Stored entries
┌────────

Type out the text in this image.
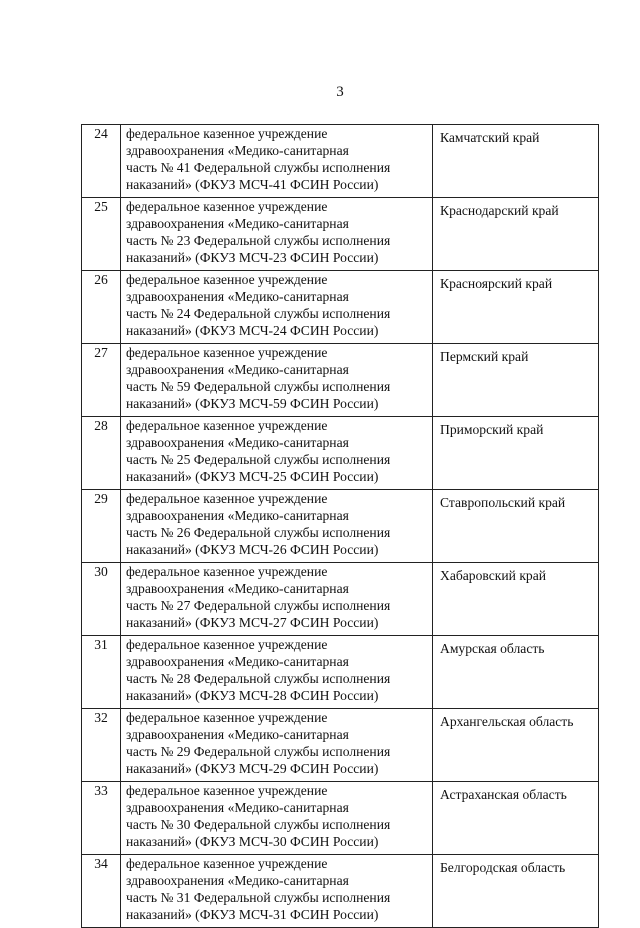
3
24	федеральное казенное учреждение
здравоохранения «Медико-санитарная
часть № 41 Федеральной службы исполнения
наказаний» (ФКУЗ МСЧ-41 ФСИН России)	Камчатский край
25	федеральное казенное учреждение
здравоохранения «Медико-санитарная
часть № 23 Федеральной службы исполнения
наказаний» (ФКУЗ МСЧ-23 ФСИН России)	Краснодарский край
26	федеральное казенное учреждение
здравоохранения «Медико-санитарная
часть № 24 Федеральной службы исполнения
наказаний» (ФКУЗ МСЧ-24 ФСИН России)	Красноярский край
27	федеральное казенное учреждение
здравоохранения «Медико-санитарная
часть № 59 Федеральной службы исполнения
наказаний» (ФКУЗ МСЧ-59 ФСИН России)	Пермский край
28	федеральное казенное учреждение
здравоохранения «Медико-санитарная
часть № 25 Федеральной службы исполнения
наказаний» (ФКУЗ МСЧ-25 ФСИН России)	Приморский край
29	федеральное казенное учреждение
здравоохранения «Медико-санитарная
часть № 26 Федеральной службы исполнения
наказаний» (ФКУЗ МСЧ-26 ФСИН России)	Ставропольский край
30	федеральное казенное учреждение
здравоохранения «Медико-санитарная
часть № 27 Федеральной службы исполнения
наказаний» (ФКУЗ МСЧ-27 ФСИН России)	Хабаровский край
31	федеральное казенное учреждение
здравоохранения «Медико-санитарная
часть № 28 Федеральной службы исполнения
наказаний» (ФКУЗ МСЧ-28 ФСИН России)	Амурская область
32	федеральное казенное учреждение
здравоохранения «Медико-санитарная
часть № 29 Федеральной службы исполнения
наказаний» (ФКУЗ МСЧ-29 ФСИН России)	Архангельская область
33	федеральное казенное учреждение
здравоохранения «Медико-санитарная
часть № 30 Федеральной службы исполнения
наказаний» (ФКУЗ МСЧ-30 ФСИН России)	Астраханская область
34	федеральное казенное учреждение
здравоохранения «Медико-санитарная
часть № 31 Федеральной службы исполнения
наказаний» (ФКУЗ МСЧ-31 ФСИН России)	Белгородская область
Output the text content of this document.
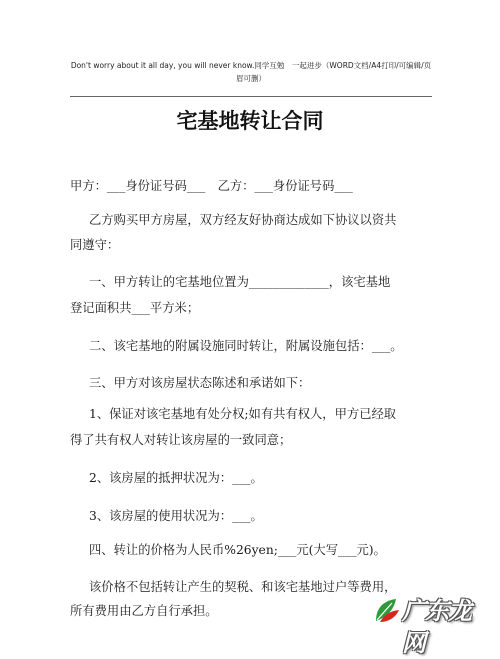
Don't worry about it all day, you will never know.同学互勉　一起进步（WORD文档/A4打印/可编辑/页眉可删）
宅基地转让合同
甲方：___身份证号码___　乙方：___身份证号码___
乙方购买甲方房屋，双方经友好协商达成如下协议以资共
同遵守：
一、甲方转让的宅基地位置为_____________，该宅基地
登记面积共___平方米；
二、该宅基地的附属设施同时转让，附属设施包括：___。
三、甲方对该房屋状态陈述和承诺如下：
1、保证对该宅基地有处分权;如有共有权人，甲方已经取
得了共有权人对转让该房屋的一致同意；
2、该房屋的抵押状况为：___。
3、该房屋的使用状况为：___。
四、转让的价格为人民币%26yen;___元(大写___元)。
该价格不包括转让产生的契税、和该宅基地过户等费用，
所有费用由乙方自行承担。	广东龙网
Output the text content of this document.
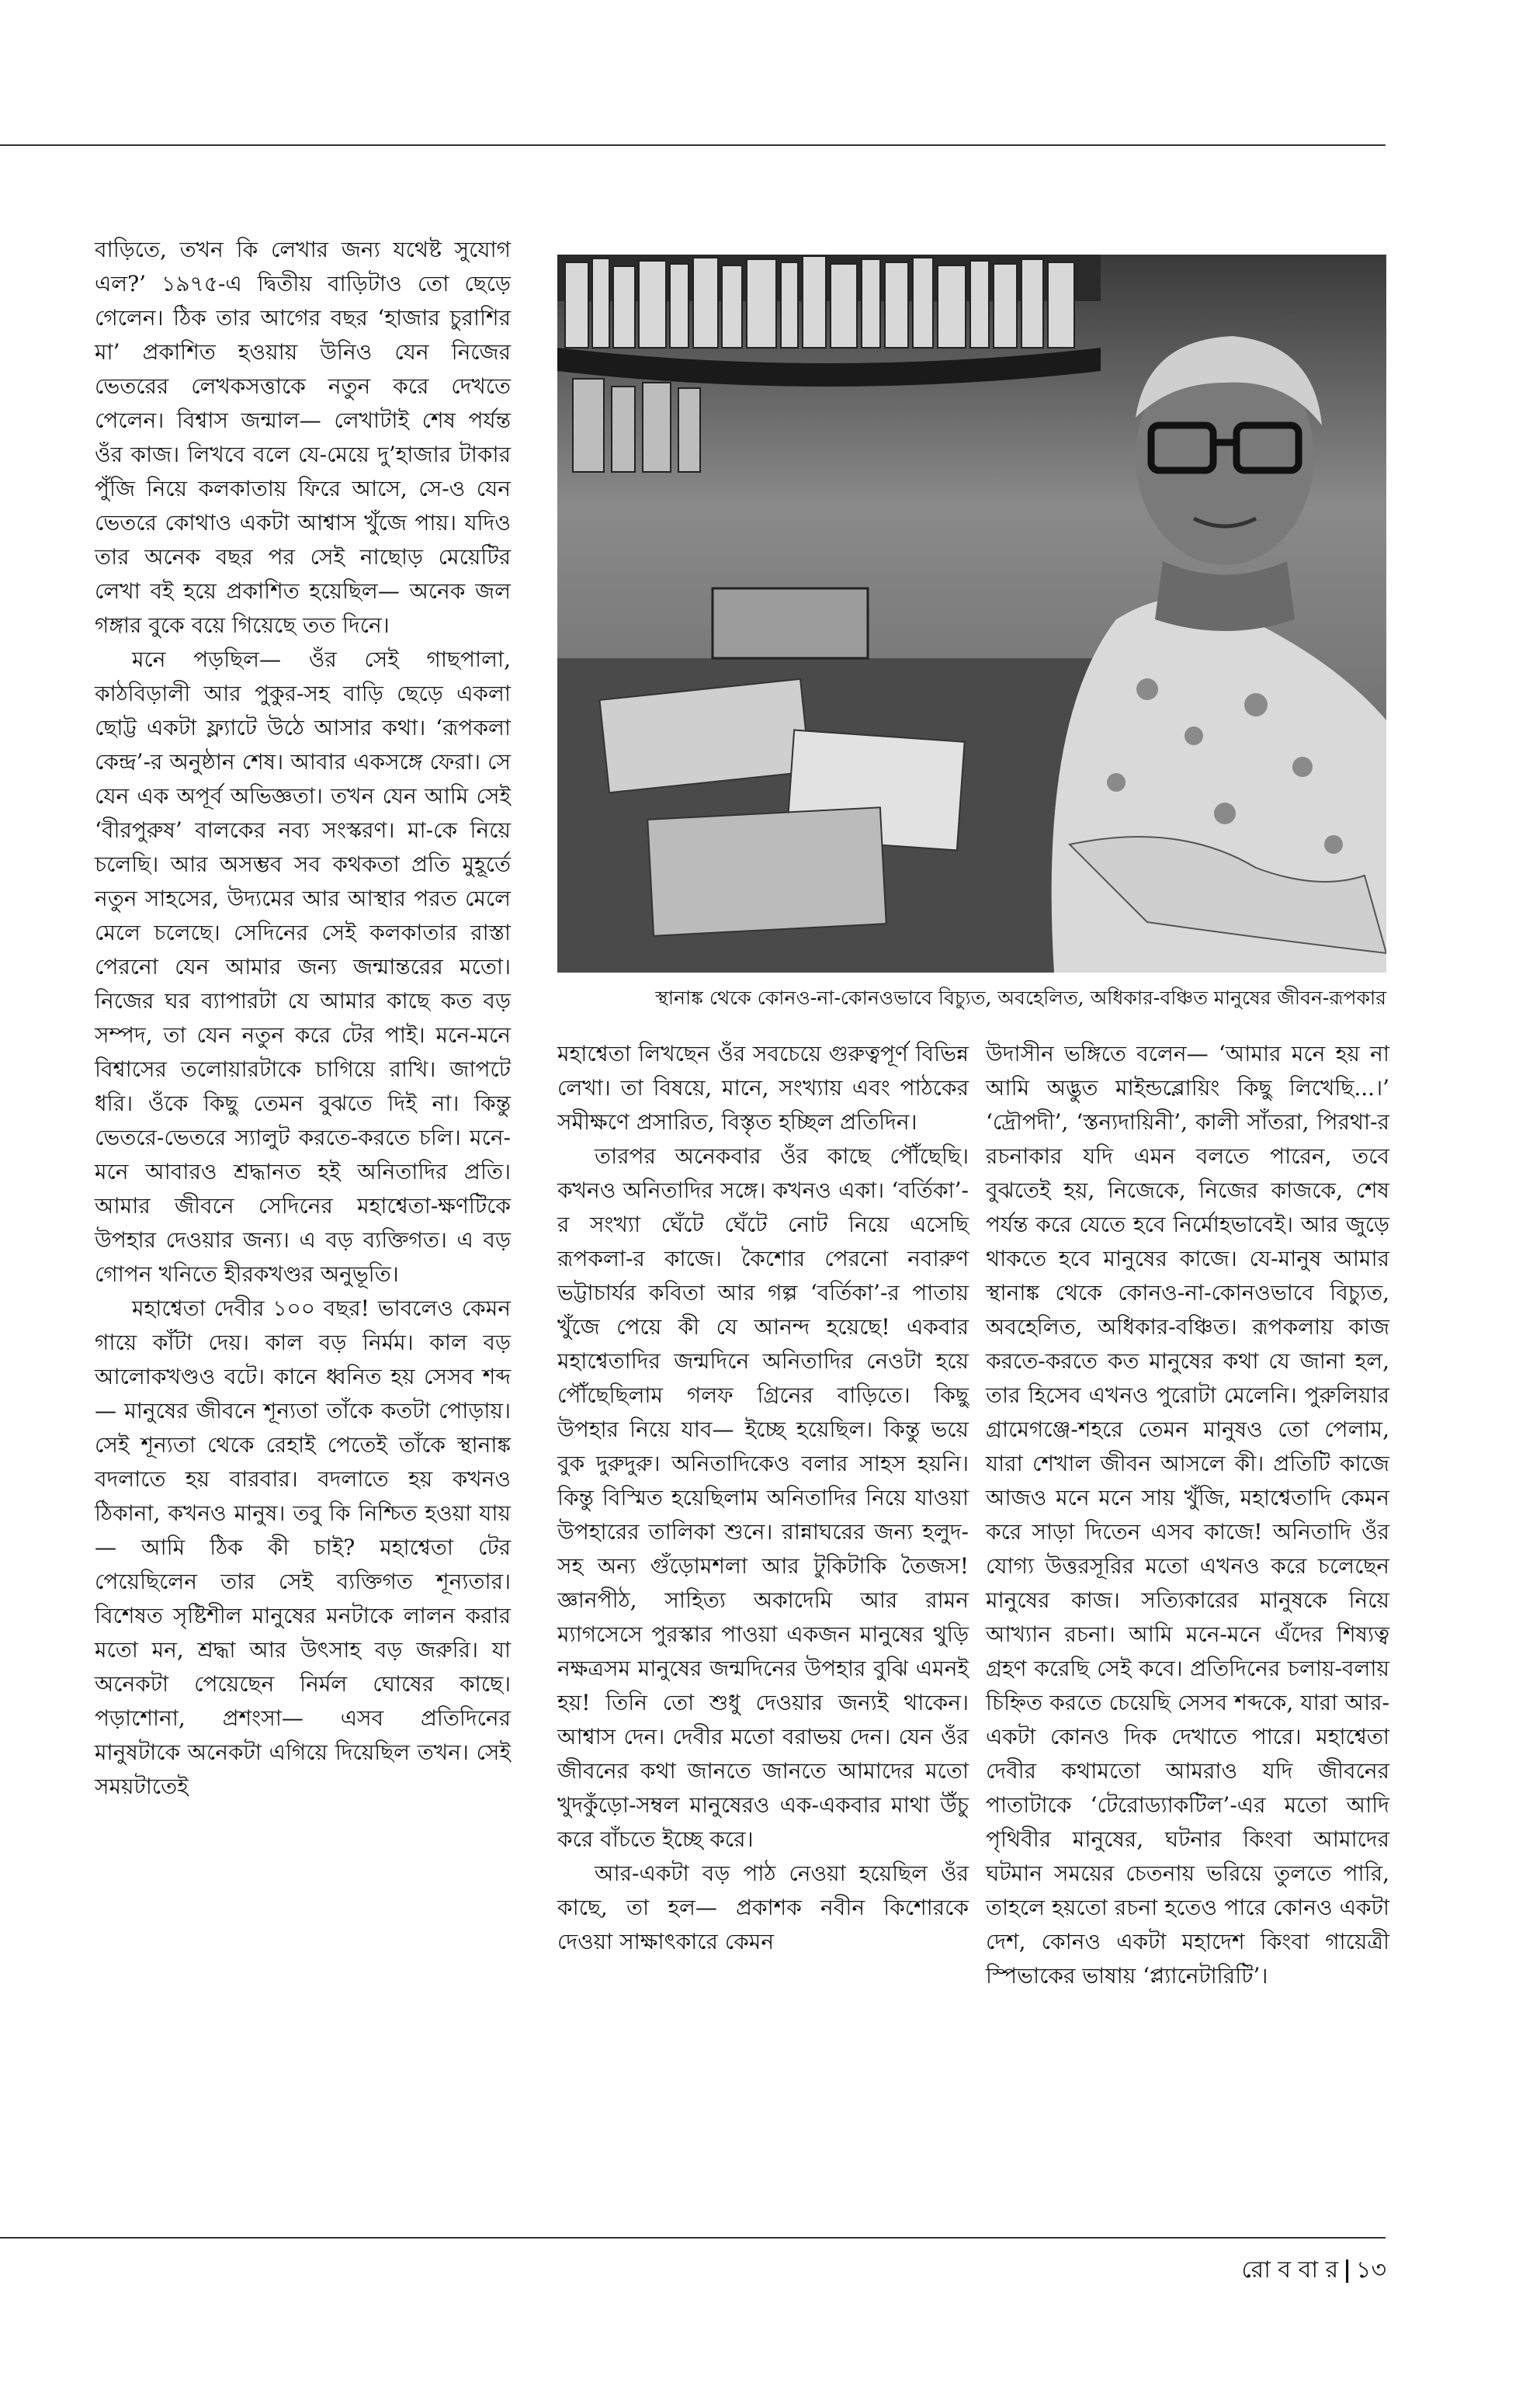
বাড়িতে, তখন কি লেখার জন্য যথেষ্ট সুযোগ এল?’ ১৯৭৫-এ দ্বিতীয় বাড়িটাও তো ছেড়ে গেলেন। ঠিক তার আগের বছর ‘হাজার চুরাশির মা’ প্রকাশিত হওয়ায় উনিও যেন নিজের ভেতরের লেখকসত্তাকে নতুন করে দেখতে পেলেন। বিশ্বাস জন্মাল— লেখাটাই শেষ পর্যন্ত ওঁর কাজ। লিখবে বলে যে-মেয়ে দু’হাজার টাকার পুঁজি নিয়ে কলকাতায় ফিরে আসে, সে-ও যেন ভেতরে কোথাও একটা আশ্বাস খুঁজে পায়। যদিও তার অনেক বছর পর সেই নাছোড় মেয়েটির লেখা বই হয়ে প্রকাশিত হয়েছিল— অনেক জল গঙ্গার বুকে বয়ে গিয়েছে তত দিনে।

মনে পড়ছিল— ওঁর সেই গাছপালা, কাঠবিড়ালী আর পুকুর-সহ বাড়ি ছেড়ে একলা ছোট্ট একটা ফ্ল্যাটে উঠে আসার কথা। ‘রূপকলা কেন্দ্র’-র অনুষ্ঠান শেষ। আবার একসঙ্গে ফেরা। সে যেন এক অপূর্ব অভিজ্ঞতা। তখন যেন আমি সেই ‘বীরপুরুষ’ বালকের নব্য সংস্করণ। মা-কে নিয়ে চলেছি। আর অসম্ভব সব কথকতা প্রতি মুহূর্তে নতুন সাহসের, উদ্যমের আর আস্থার পরত মেলে মেলে চলেছে। সেদিনের সেই কলকাতার রাস্তা পেরনো যেন আমার জন্য জন্মান্তরের মতো। নিজের ঘর ব্যাপারটা যে আমার কাছে কত বড় সম্পদ, তা যেন নতুন করে টের পাই। মনে-মনে বিশ্বাসের তলোয়ারটাকে চাগিয়ে রাখি। জাপটে ধরি। ওঁকে কিছু তেমন বুঝতে দিই না। কিন্তু ভেতরে-ভেতরে স্যালুট করতে-করতে চলি। মনে-মনে আবারও শ্রদ্ধানত হই অনিতাদির প্রতি। আমার জীবনে সেদিনের মহাশ্বেতা-ক্ষণটিকে উপহার দেওয়ার জন্য। এ বড় ব্যক্তিগত। এ বড় গোপন খনিতে হীরকখণ্ডর অনুভূতি।

মহাশ্বেতা দেবীর ১০০ বছর! ভাবলেও কেমন গায়ে কাঁটা দেয়। কাল বড় নির্মম। কাল বড় আলোকখণ্ডও বটে। কানে ধ্বনিত হয় সেসব শব্দ— মানুষের জীবনে শূন্যতা তাঁকে কতটা পোড়ায়। সেই শূন্যতা থেকে রেহাই পেতেই তাঁকে স্থানাঙ্ক বদলাতে হয় বারবার। বদলাতে হয় কখনও ঠিকানা, কখনও মানুষ। তবু কি নিশ্চিত হওয়া যায়— আমি ঠিক কী চাই? মহাশ্বেতা টের পেয়েছিলেন তার সেই ব্যক্তিগত শূন্যতার। বিশেষত সৃষ্টিশীল মানুষের মনটাকে লালন করার মতো মন, শ্রদ্ধা আর উৎসাহ বড় জরুরি। যা অনেকটা পেয়েছেন নির্মল ঘোষের কাছে। পড়াশোনা, প্রশংসা— এসব প্রতিদিনের মানুষটাকে অনেকটা এগিয়ে দিয়েছিল তখন। সেই সময়টাতেই

স্থানাঙ্ক থেকে কোনও-না-কোনওভাবে বিচ্যুত, অবহেলিত, অধিকার-বঞ্চিত মানুষের জীবন-রূপকার

মহাশ্বেতা লিখছেন ওঁর সবচেয়ে গুরুত্বপূর্ণ বিভিন্ন লেখা। তা বিষয়ে, মানে, সংখ্যায় এবং পাঠকের সমীক্ষণে প্রসারিত, বিস্তৃত হচ্ছিল প্রতিদিন।

তারপর অনেকবার ওঁর কাছে পৌঁছেছি। কখনও অনিতাদির সঙ্গে। কখনও একা। ‘বর্তিকা’-র সংখ্যা ঘেঁটে ঘেঁটে নোট নিয়ে এসেছি রূপকলা-র কাজে। কৈশোর পেরনো নবারুণ ভট্টাচার্যর কবিতা আর গল্প ‘বর্তিকা’-র পাতায় খুঁজে পেয়ে কী যে আনন্দ হয়েছে! একবার মহাশ্বেতাদির জন্মদিনে অনিতাদির নেওটা হয়ে পৌঁছেছিলাম গলফ গ্রিনের বাড়িতে। কিছু উপহার নিয়ে যাব— ইচ্ছে হয়েছিল। কিন্তু ভয়ে বুক দুরুদুরু। অনিতাদিকেও বলার সাহস হয়নি। কিন্তু বিস্মিত হয়েছিলাম অনিতাদির নিয়ে যাওয়া উপহারের তালিকা শুনে। রান্নাঘরের জন্য হলুদ-সহ অন্য গুঁড়োমশলা আর টুকিটাকি তৈজস! জ্ঞানপীঠ, সাহিত্য অকাদেমি আর রামন ম্যাগসেসে পুরস্কার পাওয়া একজন মানুষের থুড়ি নক্ষত্রসম মানুষের জন্মদিনের উপহার বুঝি এমনই হয়! তিনি তো শুধু দেওয়ার জন্যই থাকেন। আশ্বাস দেন। দেবীর মতো বরাভয় দেন। যেন ওঁর জীবনের কথা জানতে জানতে আমাদের মতো খুদকুঁড়ো-সম্বল মানুষেরও এক-একবার মাথা উঁচু করে বাঁচতে ইচ্ছে করে।

আর-একটা বড় পাঠ নেওয়া হয়েছিল ওঁর কাছে, তা হল— প্রকাশক নবীন কিশোরকে দেওয়া সাক্ষাৎকারে কেমন

উদাসীন ভঙ্গিতে বলেন— ‘আমার মনে হয় না আমি অদ্ভুত মাইন্ডব্লোয়িং কিছু লিখেছি...।’ ‘দ্রৌপদী’, ‘স্তন্যদায়িনী’, কালী সাঁতরা, পিরথা-র রচনাকার যদি এমন বলতে পারেন, তবে বুঝতেই হয়, নিজেকে, নিজের কাজকে, শেষ পর্যন্ত করে যেতে হবে নির্মোহভাবেই। আর জুড়ে থাকতে হবে মানুষের কাজে। যে-মানুষ আমার স্থানাঙ্ক থেকে কোনও-না-কোনওভাবে বিচ্যুত, অবহেলিত, অধিকার-বঞ্চিত। রূপকলায় কাজ করতে-করতে কত মানুষের কথা যে জানা হল, তার হিসেব এখনও পুরোটা মেলেনি। পুরুলিয়ার গ্রামেগঞ্জে-শহরে তেমন মানুষও তো পেলাম, যারা শেখাল জীবন আসলে কী। প্রতিটি কাজে আজও মনে মনে সায় খুঁজি, মহাশ্বেতাদি কেমন করে সাড়া দিতেন এসব কাজে! অনিতাদি ওঁর যোগ্য উত্তরসূরির মতো এখনও করে চলেছেন মানুষের কাজ। সত্যিকারের মানুষকে নিয়ে আখ্যান রচনা। আমি মনে-মনে এঁদের শিষ্যত্ব গ্রহণ করেছি সেই কবে। প্রতিদিনের চলায়-বলায় চিহ্নিত করতে চেয়েছি সেসব শব্দকে, যারা আর-একটা কোনও দিক দেখাতে পারে। মহাশ্বেতা দেবীর কথামতো আমরাও যদি জীবনের পাতাটাকে ‘টেরোড্যাকটিল’-এর মতো আদি পৃথিবীর মানুষের, ঘটনার কিংবা আমাদের ঘটমান সময়ের চেতনায় ভরিয়ে তুলতে পারি, তাহলে হয়তো রচনা হতেও পারে কোনও একটা দেশ, কোনও একটা মহাদেশ কিংবা গায়েত্রী স্পিভাকের ভাষায় ‘প্ল্যানেটারিটি’।

রো ব বা র | ১৩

└────────

* _What the task asks_
From the material above, copy each line that includes the word "область".

* _Output for this exercise_
наказаний» (ФКУЗ МСЧ-28 ФСИН России)	Амурская область
наказаний» (ФКУЗ МСЧ-29 ФСИН России)	Архангельская область
наказаний» (ФКУЗ МСЧ-30 ФСИН России)	Астраханская область
наказаний» (ФКУЗ МСЧ-31 ФСИН России)	Белгородская область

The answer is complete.